> **WHAT TO PRODUCE**: Your task is to give the number of lines in the listing that include "ylabel", and nothing else.

> **RAW RECORDS**:
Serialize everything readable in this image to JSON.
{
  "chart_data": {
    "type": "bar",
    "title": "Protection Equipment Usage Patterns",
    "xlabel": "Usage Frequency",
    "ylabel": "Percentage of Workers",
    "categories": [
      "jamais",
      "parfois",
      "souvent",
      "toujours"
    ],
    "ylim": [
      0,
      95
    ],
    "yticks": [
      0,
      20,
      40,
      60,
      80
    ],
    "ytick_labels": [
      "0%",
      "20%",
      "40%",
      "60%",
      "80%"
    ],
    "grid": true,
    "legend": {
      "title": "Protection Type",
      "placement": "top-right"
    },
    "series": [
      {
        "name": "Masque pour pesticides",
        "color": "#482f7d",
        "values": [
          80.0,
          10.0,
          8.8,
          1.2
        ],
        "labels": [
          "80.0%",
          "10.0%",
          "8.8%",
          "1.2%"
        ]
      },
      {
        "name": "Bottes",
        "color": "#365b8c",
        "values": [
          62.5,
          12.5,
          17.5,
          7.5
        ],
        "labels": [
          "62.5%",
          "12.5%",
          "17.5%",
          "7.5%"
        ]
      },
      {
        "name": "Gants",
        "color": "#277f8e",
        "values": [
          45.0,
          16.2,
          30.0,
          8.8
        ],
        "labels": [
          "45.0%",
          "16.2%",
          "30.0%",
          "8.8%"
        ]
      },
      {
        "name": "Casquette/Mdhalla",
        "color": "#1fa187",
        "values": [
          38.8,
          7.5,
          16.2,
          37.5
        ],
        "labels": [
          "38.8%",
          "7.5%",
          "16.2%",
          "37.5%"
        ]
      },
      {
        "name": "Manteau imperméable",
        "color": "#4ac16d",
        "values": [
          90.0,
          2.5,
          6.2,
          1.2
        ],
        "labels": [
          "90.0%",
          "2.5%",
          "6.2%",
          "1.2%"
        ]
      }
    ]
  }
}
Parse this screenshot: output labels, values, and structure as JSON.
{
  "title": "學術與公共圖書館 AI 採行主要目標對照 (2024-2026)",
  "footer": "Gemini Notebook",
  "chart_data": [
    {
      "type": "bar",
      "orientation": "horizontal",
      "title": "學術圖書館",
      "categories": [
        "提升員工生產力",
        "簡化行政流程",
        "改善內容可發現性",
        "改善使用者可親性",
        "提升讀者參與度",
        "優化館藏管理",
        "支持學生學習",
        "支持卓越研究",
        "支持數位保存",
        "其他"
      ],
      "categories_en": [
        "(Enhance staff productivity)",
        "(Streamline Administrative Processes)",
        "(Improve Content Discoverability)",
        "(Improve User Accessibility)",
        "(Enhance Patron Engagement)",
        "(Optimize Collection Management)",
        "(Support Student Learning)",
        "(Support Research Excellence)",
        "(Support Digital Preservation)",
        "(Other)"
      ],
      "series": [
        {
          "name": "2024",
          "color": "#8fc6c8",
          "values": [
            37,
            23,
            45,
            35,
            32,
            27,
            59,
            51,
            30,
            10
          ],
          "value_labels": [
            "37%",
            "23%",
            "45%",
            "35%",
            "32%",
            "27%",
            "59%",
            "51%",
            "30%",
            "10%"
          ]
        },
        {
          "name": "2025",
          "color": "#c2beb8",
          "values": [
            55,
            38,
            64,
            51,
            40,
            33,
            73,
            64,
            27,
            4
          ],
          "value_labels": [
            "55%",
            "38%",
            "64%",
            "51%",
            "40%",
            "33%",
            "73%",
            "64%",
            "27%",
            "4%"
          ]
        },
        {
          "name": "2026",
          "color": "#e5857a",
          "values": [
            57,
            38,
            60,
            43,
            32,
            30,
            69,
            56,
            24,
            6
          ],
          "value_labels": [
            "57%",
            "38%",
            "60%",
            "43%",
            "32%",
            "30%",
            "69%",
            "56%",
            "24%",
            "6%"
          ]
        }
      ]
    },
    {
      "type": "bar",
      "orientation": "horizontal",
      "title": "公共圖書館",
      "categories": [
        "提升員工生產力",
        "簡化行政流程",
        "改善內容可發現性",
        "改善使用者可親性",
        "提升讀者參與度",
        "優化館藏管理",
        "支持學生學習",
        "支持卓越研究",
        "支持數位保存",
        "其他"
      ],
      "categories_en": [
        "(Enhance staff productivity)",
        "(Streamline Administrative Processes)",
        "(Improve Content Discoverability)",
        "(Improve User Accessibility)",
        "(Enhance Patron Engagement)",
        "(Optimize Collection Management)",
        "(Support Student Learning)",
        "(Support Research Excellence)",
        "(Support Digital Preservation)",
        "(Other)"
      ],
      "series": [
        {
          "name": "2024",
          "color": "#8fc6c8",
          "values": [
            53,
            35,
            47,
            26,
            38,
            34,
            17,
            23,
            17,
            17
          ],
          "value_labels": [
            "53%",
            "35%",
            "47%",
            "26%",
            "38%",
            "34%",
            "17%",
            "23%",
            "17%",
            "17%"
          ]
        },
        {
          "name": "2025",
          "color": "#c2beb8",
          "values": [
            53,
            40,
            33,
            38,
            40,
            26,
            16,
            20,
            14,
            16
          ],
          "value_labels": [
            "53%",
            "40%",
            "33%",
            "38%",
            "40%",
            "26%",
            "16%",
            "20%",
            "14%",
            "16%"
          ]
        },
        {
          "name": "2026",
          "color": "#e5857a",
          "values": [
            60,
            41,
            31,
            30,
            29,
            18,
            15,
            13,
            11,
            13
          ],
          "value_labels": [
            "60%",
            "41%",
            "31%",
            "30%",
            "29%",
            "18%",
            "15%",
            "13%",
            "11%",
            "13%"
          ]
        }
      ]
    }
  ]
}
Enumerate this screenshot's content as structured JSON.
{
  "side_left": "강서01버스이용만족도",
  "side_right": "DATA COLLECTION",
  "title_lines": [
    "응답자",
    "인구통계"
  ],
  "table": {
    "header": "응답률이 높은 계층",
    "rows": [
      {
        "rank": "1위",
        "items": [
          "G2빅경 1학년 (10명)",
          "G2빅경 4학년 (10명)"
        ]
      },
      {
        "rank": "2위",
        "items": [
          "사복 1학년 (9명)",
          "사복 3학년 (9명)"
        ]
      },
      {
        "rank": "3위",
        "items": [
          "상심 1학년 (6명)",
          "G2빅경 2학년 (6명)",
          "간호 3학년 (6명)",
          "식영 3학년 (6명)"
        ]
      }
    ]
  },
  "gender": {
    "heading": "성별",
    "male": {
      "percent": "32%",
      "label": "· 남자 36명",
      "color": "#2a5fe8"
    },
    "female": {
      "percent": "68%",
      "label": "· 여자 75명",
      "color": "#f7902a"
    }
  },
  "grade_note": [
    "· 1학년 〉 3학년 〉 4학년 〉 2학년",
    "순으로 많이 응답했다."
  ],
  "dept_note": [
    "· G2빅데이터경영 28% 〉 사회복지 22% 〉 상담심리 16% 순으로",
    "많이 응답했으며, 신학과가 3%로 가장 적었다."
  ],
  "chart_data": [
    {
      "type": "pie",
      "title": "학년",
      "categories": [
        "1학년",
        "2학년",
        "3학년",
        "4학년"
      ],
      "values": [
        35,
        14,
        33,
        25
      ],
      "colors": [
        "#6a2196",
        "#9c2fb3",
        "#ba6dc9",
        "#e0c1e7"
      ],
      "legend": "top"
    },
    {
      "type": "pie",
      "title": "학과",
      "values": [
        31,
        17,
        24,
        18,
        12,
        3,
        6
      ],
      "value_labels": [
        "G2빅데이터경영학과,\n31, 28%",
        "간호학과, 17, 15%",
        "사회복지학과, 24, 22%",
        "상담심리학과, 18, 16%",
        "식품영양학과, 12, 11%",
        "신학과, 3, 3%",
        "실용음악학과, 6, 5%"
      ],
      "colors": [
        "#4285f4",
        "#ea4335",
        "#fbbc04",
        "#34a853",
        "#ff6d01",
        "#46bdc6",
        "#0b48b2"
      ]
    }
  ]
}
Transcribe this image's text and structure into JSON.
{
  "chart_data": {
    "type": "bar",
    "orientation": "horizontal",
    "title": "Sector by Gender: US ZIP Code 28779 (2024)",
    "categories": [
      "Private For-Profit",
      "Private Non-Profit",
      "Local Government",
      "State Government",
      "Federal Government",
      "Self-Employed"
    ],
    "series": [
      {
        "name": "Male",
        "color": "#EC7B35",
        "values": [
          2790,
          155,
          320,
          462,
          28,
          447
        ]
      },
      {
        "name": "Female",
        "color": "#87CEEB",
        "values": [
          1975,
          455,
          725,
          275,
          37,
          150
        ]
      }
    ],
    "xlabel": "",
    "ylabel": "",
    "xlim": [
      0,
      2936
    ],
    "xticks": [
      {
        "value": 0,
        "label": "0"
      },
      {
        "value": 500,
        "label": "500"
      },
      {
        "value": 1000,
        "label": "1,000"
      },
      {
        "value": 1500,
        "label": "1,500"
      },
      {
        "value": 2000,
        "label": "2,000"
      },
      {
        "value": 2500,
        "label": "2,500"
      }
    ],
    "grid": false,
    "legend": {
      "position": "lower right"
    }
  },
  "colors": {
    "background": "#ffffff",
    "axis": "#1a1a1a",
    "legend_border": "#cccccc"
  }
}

> **FULL OUTPUT**: 2